** Recorded data follows **

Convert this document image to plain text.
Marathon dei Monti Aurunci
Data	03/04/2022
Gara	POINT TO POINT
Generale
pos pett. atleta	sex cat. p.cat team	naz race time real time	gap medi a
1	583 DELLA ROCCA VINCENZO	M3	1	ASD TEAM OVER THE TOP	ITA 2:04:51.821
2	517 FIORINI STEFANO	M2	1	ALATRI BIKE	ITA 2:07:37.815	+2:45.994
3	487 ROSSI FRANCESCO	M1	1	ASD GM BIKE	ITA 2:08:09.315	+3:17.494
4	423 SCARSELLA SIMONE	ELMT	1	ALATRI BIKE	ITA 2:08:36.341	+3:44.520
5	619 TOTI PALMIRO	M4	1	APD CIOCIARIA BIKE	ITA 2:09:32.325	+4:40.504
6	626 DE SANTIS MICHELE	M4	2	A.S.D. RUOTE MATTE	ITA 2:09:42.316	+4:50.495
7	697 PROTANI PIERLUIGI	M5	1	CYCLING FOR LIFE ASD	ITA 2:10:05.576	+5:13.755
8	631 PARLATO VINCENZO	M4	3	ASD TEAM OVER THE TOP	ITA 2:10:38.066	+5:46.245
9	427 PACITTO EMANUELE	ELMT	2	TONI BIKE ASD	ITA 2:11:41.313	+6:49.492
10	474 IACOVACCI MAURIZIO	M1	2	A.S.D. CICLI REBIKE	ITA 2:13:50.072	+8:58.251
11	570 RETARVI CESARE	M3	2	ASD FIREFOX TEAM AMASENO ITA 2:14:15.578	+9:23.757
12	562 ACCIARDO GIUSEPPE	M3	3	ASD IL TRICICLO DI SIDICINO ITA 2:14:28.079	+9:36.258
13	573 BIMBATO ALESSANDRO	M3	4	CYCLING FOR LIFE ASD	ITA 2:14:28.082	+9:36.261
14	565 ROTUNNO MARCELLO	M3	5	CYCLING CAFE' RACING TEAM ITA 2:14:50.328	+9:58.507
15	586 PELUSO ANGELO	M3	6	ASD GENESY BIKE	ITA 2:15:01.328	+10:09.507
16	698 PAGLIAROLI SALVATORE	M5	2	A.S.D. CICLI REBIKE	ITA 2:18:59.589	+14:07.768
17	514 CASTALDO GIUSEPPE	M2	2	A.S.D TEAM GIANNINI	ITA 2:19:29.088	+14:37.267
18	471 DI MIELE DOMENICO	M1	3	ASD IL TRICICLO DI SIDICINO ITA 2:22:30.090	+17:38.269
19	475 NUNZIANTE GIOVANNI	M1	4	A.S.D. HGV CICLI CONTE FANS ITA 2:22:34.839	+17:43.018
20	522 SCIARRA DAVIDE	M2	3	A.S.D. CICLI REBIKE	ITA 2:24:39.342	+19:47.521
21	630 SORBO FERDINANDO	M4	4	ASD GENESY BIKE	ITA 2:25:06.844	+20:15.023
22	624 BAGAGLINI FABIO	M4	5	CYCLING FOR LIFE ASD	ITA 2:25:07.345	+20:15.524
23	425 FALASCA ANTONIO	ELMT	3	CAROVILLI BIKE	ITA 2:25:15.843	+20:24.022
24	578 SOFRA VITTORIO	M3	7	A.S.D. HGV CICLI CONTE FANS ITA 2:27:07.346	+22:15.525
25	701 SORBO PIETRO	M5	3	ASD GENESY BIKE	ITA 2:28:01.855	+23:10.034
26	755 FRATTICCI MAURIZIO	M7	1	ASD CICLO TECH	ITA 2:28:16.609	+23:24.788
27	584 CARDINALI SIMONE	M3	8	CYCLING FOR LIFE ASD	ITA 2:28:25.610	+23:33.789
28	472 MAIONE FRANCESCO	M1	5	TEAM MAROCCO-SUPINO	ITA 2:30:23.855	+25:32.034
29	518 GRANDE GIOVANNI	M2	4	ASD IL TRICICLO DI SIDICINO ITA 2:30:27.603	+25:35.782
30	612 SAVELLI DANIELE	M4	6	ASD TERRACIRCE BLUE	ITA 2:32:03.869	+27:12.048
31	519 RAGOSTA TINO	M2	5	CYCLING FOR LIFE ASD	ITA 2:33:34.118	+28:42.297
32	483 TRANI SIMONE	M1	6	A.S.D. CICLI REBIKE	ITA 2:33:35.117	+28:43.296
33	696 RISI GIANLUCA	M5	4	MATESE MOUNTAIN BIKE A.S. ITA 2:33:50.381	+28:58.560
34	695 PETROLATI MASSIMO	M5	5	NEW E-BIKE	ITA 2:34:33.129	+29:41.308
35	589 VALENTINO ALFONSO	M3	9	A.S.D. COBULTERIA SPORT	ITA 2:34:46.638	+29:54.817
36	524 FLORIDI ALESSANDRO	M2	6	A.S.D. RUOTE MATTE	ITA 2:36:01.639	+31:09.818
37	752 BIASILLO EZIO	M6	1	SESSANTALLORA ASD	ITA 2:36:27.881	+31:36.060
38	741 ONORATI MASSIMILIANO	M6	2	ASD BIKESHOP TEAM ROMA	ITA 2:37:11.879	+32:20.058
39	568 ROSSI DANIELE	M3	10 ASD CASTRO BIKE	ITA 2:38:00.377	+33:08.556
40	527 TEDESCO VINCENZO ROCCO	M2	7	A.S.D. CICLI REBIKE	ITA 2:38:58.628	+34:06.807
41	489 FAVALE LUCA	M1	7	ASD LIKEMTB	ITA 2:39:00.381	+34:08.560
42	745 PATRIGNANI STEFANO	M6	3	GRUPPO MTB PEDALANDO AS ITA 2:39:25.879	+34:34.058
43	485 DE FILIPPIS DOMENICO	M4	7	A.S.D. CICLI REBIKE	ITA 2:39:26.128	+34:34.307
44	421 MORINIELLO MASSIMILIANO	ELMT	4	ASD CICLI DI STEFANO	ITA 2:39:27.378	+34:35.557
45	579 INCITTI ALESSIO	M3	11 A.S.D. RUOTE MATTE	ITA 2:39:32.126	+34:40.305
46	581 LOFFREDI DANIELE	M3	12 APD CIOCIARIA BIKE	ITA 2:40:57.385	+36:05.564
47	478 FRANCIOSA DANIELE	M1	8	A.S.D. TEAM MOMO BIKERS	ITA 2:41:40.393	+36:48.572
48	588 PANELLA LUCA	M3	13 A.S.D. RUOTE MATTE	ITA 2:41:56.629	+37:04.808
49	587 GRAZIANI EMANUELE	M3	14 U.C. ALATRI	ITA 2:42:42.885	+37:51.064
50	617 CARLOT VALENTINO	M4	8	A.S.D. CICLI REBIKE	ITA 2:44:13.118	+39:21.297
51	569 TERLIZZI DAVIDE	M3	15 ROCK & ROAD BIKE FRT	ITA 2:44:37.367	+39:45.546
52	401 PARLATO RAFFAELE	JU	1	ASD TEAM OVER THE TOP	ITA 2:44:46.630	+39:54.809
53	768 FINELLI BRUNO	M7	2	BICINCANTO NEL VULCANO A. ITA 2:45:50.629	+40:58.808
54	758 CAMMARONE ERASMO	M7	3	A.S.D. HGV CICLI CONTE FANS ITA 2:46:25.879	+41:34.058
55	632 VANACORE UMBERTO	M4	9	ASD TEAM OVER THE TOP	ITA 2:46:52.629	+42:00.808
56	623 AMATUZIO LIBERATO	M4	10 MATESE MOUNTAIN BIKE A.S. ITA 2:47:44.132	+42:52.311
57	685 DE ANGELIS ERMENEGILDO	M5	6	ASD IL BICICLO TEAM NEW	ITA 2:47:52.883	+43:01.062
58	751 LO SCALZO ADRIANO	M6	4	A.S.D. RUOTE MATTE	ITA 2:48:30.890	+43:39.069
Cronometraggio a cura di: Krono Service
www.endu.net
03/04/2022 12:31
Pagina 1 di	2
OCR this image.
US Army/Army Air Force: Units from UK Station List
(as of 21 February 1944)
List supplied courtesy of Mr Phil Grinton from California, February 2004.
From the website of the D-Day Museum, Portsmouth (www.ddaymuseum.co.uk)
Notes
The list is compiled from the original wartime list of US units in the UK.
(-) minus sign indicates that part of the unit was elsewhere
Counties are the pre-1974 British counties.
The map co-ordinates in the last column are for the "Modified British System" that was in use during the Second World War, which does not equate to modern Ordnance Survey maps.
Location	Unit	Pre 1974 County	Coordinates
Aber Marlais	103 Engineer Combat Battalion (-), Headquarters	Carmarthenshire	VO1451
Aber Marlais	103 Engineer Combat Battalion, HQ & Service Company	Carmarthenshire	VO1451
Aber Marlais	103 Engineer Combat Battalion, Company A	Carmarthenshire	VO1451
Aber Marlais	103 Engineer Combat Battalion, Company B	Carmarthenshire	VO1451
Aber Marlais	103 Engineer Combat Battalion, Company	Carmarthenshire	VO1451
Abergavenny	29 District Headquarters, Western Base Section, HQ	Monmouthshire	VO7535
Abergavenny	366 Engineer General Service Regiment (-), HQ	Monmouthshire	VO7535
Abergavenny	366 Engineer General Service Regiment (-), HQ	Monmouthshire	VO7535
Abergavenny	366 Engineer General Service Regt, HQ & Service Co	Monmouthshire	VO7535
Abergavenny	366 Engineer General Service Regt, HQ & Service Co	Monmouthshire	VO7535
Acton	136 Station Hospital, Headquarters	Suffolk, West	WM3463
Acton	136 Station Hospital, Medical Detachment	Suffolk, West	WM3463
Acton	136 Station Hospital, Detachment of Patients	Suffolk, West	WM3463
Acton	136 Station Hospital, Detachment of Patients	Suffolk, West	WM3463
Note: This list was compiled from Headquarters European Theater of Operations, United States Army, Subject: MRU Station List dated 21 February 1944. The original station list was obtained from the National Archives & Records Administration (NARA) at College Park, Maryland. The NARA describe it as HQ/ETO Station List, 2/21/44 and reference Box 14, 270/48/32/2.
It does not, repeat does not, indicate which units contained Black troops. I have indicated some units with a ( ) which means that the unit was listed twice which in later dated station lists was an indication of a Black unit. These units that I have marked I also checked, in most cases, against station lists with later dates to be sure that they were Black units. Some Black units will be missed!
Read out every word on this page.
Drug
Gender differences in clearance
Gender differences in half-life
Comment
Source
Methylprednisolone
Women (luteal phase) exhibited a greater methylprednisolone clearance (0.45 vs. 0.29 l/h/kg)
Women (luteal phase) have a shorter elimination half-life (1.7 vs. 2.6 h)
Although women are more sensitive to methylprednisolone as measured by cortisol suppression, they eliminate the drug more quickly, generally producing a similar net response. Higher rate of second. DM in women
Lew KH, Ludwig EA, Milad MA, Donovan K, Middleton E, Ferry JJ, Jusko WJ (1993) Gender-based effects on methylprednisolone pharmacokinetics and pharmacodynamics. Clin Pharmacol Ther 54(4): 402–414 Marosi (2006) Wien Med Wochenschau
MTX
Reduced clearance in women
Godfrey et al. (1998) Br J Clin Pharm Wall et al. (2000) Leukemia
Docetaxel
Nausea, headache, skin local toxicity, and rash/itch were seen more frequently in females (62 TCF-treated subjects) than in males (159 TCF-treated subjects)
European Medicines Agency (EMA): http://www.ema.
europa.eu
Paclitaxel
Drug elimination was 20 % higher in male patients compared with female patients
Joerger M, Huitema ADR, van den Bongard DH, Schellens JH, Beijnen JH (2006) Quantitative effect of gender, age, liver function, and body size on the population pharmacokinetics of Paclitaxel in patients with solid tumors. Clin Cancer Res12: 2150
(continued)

** End of Recorded data **

Aim of the exercise: Reproduce exactly the stretch of lines that starts at the one containing "Read out every word on this page." and ends with the final line of the data, including both ends and nothing more.

Exercise output:
Read out every word on this page.
Drug
Gender differences in clearance
Gender differences in half-life
Comment
Source
Methylprednisolone
Women (luteal phase) exhibited a greater methylprednisolone clearance (0.45 vs. 0.29 l/h/kg)
Women (luteal phase) have a shorter elimination half-life (1.7 vs. 2.6 h)
Although women are more sensitive to methylprednisolone as measured by cortisol suppression, they eliminate the drug more quickly, generally producing a similar net response. Higher rate of second. DM in women
Lew KH, Ludwig EA, Milad MA, Donovan K, Middleton E, Ferry JJ, Jusko WJ (1993) Gender-based effects on methylprednisolone pharmacokinetics and pharmacodynamics. Clin Pharmacol Ther 54(4): 402–414 Marosi (2006) Wien Med Wochenschau
MTX
Reduced clearance in women
Godfrey et al. (1998) Br J Clin Pharm Wall et al. (2000) Leukemia
Docetaxel
Nausea, headache, skin local toxicity, and rash/itch were seen more frequently in females (62 TCF-treated subjects) than in males (159 TCF-treated subjects)
European Medicines Agency (EMA): http://www.ema.
europa.eu
Paclitaxel
Drug elimination was 20 % higher in male patients compared with female patients
Joerger M, Huitema ADR, van den Bongard DH, Schellens JH, Beijnen JH (2006) Quantitative effect of gender, age, liver function, and body size on the population pharmacokinetics of Paclitaxel in patients with solid tumors. Clin Cancer Res12: 2150
(continued)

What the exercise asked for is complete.